──────── Records to process ────────

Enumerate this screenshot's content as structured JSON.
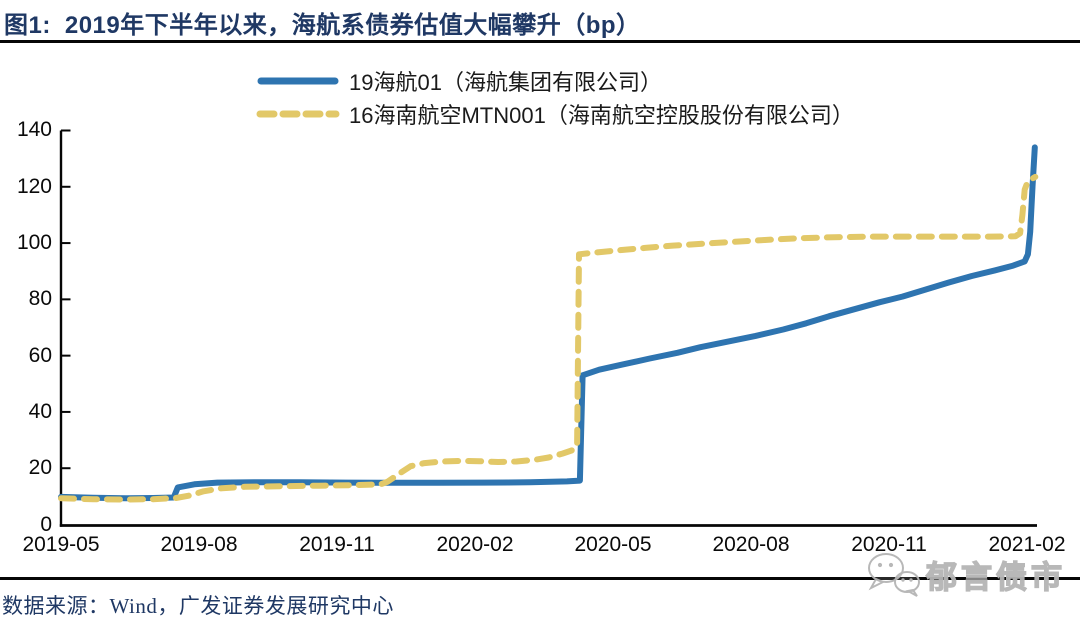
{
  "header": {
    "figure_label": "图1:",
    "title": "2019年下半年以来，海航系债券估值大幅攀升（bp）"
  },
  "footer": {
    "source": "数据来源：Wind，广发证券发展研究中心"
  },
  "watermark": {
    "label": "郁言债市",
    "icon": "wechat-icon"
  },
  "chart_data": {
    "type": "line",
    "title": "2019年下半年以来，海航系债券估值大幅攀升",
    "unit": "bp",
    "grid": false,
    "legend_position": "top-center",
    "ylim": [
      0,
      140
    ],
    "y_ticks": [
      0,
      20,
      40,
      60,
      80,
      100,
      120,
      140
    ],
    "x_unit": "months since 2019-05",
    "xlim": [
      0,
      21.2
    ],
    "x_ticks": [
      {
        "m": 0,
        "label": "2019-05"
      },
      {
        "m": 3,
        "label": "2019-08"
      },
      {
        "m": 6,
        "label": "2019-11"
      },
      {
        "m": 9,
        "label": "2020-02"
      },
      {
        "m": 12,
        "label": "2020-05"
      },
      {
        "m": 15,
        "label": "2020-08"
      },
      {
        "m": 18,
        "label": "2020-11"
      },
      {
        "m": 21,
        "label": "2021-02"
      }
    ],
    "series": [
      {
        "name": "19海航01（海航集团有限公司）",
        "color": "#2E74B0",
        "style": "solid",
        "dash": null,
        "points": [
          [
            0,
            9.8
          ],
          [
            0.7,
            9.5
          ],
          [
            1.4,
            9.3
          ],
          [
            2.0,
            9.4
          ],
          [
            2.45,
            9.6
          ],
          [
            2.54,
            13.2
          ],
          [
            2.9,
            14.3
          ],
          [
            3.4,
            14.9
          ],
          [
            4.2,
            15
          ],
          [
            5.2,
            15
          ],
          [
            6.2,
            14.9
          ],
          [
            7.2,
            14.8
          ],
          [
            8.2,
            14.8
          ],
          [
            9.2,
            14.9
          ],
          [
            10.2,
            15
          ],
          [
            11.0,
            15.3
          ],
          [
            11.28,
            15.6
          ],
          [
            11.34,
            53
          ],
          [
            11.7,
            55
          ],
          [
            12.2,
            56.8
          ],
          [
            12.8,
            59
          ],
          [
            13.4,
            61
          ],
          [
            13.9,
            63
          ],
          [
            14.5,
            65
          ],
          [
            15.1,
            67
          ],
          [
            15.7,
            69.3
          ],
          [
            16.2,
            71.5
          ],
          [
            16.7,
            74
          ],
          [
            17.2,
            76.3
          ],
          [
            17.8,
            79
          ],
          [
            18.3,
            81
          ],
          [
            18.8,
            83.5
          ],
          [
            19.3,
            86
          ],
          [
            19.8,
            88.3
          ],
          [
            20.3,
            90.3
          ],
          [
            20.7,
            92
          ],
          [
            20.95,
            93.5
          ],
          [
            21.02,
            96
          ],
          [
            21.07,
            104
          ],
          [
            21.12,
            120
          ],
          [
            21.17,
            134
          ]
        ]
      },
      {
        "name": "16海南航空MTN001（海南航空控股股份有限公司）",
        "color": "#E2C868",
        "style": "dashed",
        "dash": [
          13,
          10
        ],
        "points": [
          [
            0,
            9.3
          ],
          [
            0.7,
            9.0
          ],
          [
            1.4,
            8.9
          ],
          [
            2.0,
            9.0
          ],
          [
            2.5,
            9.4
          ],
          [
            2.8,
            10.3
          ],
          [
            3.1,
            11.8
          ],
          [
            3.5,
            12.9
          ],
          [
            4.0,
            13.4
          ],
          [
            4.8,
            13.6
          ],
          [
            5.6,
            13.8
          ],
          [
            6.4,
            14.0
          ],
          [
            6.95,
            14.3
          ],
          [
            7.1,
            15.2
          ],
          [
            7.35,
            18
          ],
          [
            7.6,
            20.7
          ],
          [
            7.9,
            21.8
          ],
          [
            8.3,
            22.4
          ],
          [
            8.7,
            22.6
          ],
          [
            9.1,
            22.5
          ],
          [
            9.5,
            22.2
          ],
          [
            9.9,
            22.4
          ],
          [
            10.3,
            23.0
          ],
          [
            10.6,
            23.8
          ],
          [
            10.9,
            25.2
          ],
          [
            11.1,
            26.3
          ],
          [
            11.22,
            28
          ],
          [
            11.26,
            96
          ],
          [
            11.6,
            96.6
          ],
          [
            12.1,
            97.4
          ],
          [
            12.7,
            98.3
          ],
          [
            13.3,
            99.1
          ],
          [
            13.9,
            99.7
          ],
          [
            14.6,
            100.4
          ],
          [
            15.3,
            101.1
          ],
          [
            16.0,
            101.7
          ],
          [
            16.8,
            102.1
          ],
          [
            17.6,
            102.3
          ],
          [
            18.5,
            102.3
          ],
          [
            19.4,
            102.3
          ],
          [
            20.2,
            102.3
          ],
          [
            20.75,
            102.4
          ],
          [
            20.85,
            103.5
          ],
          [
            20.9,
            110
          ],
          [
            20.95,
            119
          ],
          [
            21.02,
            122
          ],
          [
            21.18,
            123.5
          ]
        ]
      }
    ]
  }
}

────────

### [Task brief]
Omit any images, then output the listing exactly.

### [Complete output]
Enumerate this screenshot's content as structured JSON.
{
  "header": {
    "figure_label": "图1:",
    "title": "2019年下半年以来，海航系债券估值大幅攀升（bp）"
  },
  "footer": {
    "source": "数据来源：Wind，广发证券发展研究中心"
  },
  "watermark": {
    "label": "郁言债市",
    "icon": "wechat-icon"
  },
  "chart_data": {
    "type": "line",
    "title": "2019年下半年以来，海航系债券估值大幅攀升",
    "unit": "bp",
    "grid": false,
    "legend_position": "top-center",
    "ylim": [
      0,
      140
    ],
    "y_ticks": [
      0,
      20,
      40,
      60,
      80,
      100,
      120,
      140
    ],
    "x_unit": "months since 2019-05",
    "xlim": [
      0,
      21.2
    ],
    "x_ticks": [
      {
        "m": 0,
        "label": "2019-05"
      },
      {
        "m": 3,
        "label": "2019-08"
      },
      {
        "m": 6,
        "label": "2019-11"
      },
      {
        "m": 9,
        "label": "2020-02"
      },
      {
        "m": 12,
        "label": "2020-05"
      },
      {
        "m": 15,
        "label": "2020-08"
      },
      {
        "m": 18,
        "label": "2020-11"
      },
      {
        "m": 21,
        "label": "2021-02"
      }
    ],
    "series": [
      {
        "name": "19海航01（海航集团有限公司）",
        "color": "#2E74B0",
        "style": "solid",
        "dash": null,
        "points": [
          [
            0,
            9.8
          ],
          [
            0.7,
            9.5
          ],
          [
            1.4,
            9.3
          ],
          [
            2.0,
            9.4
          ],
          [
            2.45,
            9.6
          ],
          [
            2.54,
            13.2
          ],
          [
            2.9,
            14.3
          ],
          [
            3.4,
            14.9
          ],
          [
            4.2,
            15
          ],
          [
            5.2,
            15
          ],
          [
            6.2,
            14.9
          ],
          [
            7.2,
            14.8
          ],
          [
            8.2,
            14.8
          ],
          [
            9.2,
            14.9
          ],
          [
            10.2,
            15
          ],
          [
            11.0,
            15.3
          ],
          [
            11.28,
            15.6
          ],
          [
            11.34,
            53
          ],
          [
            11.7,
            55
          ],
          [
            12.2,
            56.8
          ],
          [
            12.8,
            59
          ],
          [
            13.4,
            61
          ],
          [
            13.9,
            63
          ],
          [
            14.5,
            65
          ],
          [
            15.1,
            67
          ],
          [
            15.7,
            69.3
          ],
          [
            16.2,
            71.5
          ],
          [
            16.7,
            74
          ],
          [
            17.2,
            76.3
          ],
          [
            17.8,
            79
          ],
          [
            18.3,
            81
          ],
          [
            18.8,
            83.5
          ],
          [
            19.3,
            86
          ],
          [
            19.8,
            88.3
          ],
          [
            20.3,
            90.3
          ],
          [
            20.7,
            92
          ],
          [
            20.95,
            93.5
          ],
          [
            21.02,
            96
          ],
          [
            21.07,
            104
          ],
          [
            21.12,
            120
          ],
          [
            21.17,
            134
          ]
        ]
      },
      {
        "name": "16海南航空MTN001（海南航空控股股份有限公司）",
        "color": "#E2C868",
        "style": "dashed",
        "dash": [
          13,
          10
        ],
        "points": [
          [
            0,
            9.3
          ],
          [
            0.7,
            9.0
          ],
          [
            1.4,
            8.9
          ],
          [
            2.0,
            9.0
          ],
          [
            2.5,
            9.4
          ],
          [
            2.8,
            10.3
          ],
          [
            3.1,
            11.8
          ],
          [
            3.5,
            12.9
          ],
          [
            4.0,
            13.4
          ],
          [
            4.8,
            13.6
          ],
          [
            5.6,
            13.8
          ],
          [
            6.4,
            14.0
          ],
          [
            6.95,
            14.3
          ],
          [
            7.1,
            15.2
          ],
          [
            7.35,
            18
          ],
          [
            7.6,
            20.7
          ],
          [
            7.9,
            21.8
          ],
          [
            8.3,
            22.4
          ],
          [
            8.7,
            22.6
          ],
          [
            9.1,
            22.5
          ],
          [
            9.5,
            22.2
          ],
          [
            9.9,
            22.4
          ],
          [
            10.3,
            23.0
          ],
          [
            10.6,
            23.8
          ],
          [
            10.9,
            25.2
          ],
          [
            11.1,
            26.3
          ],
          [
            11.22,
            28
          ],
          [
            11.26,
            96
          ],
          [
            11.6,
            96.6
          ],
          [
            12.1,
            97.4
          ],
          [
            12.7,
            98.3
          ],
          [
            13.3,
            99.1
          ],
          [
            13.9,
            99.7
          ],
          [
            14.6,
            100.4
          ],
          [
            15.3,
            101.1
          ],
          [
            16.0,
            101.7
          ],
          [
            16.8,
            102.1
          ],
          [
            17.6,
            102.3
          ],
          [
            18.5,
            102.3
          ],
          [
            19.4,
            102.3
          ],
          [
            20.2,
            102.3
          ],
          [
            20.75,
            102.4
          ],
          [
            20.85,
            103.5
          ],
          [
            20.9,
            110
          ],
          [
            20.95,
            119
          ],
          [
            21.02,
            122
          ],
          [
            21.18,
            123.5
          ]
        ]
      }
    ]
  }
}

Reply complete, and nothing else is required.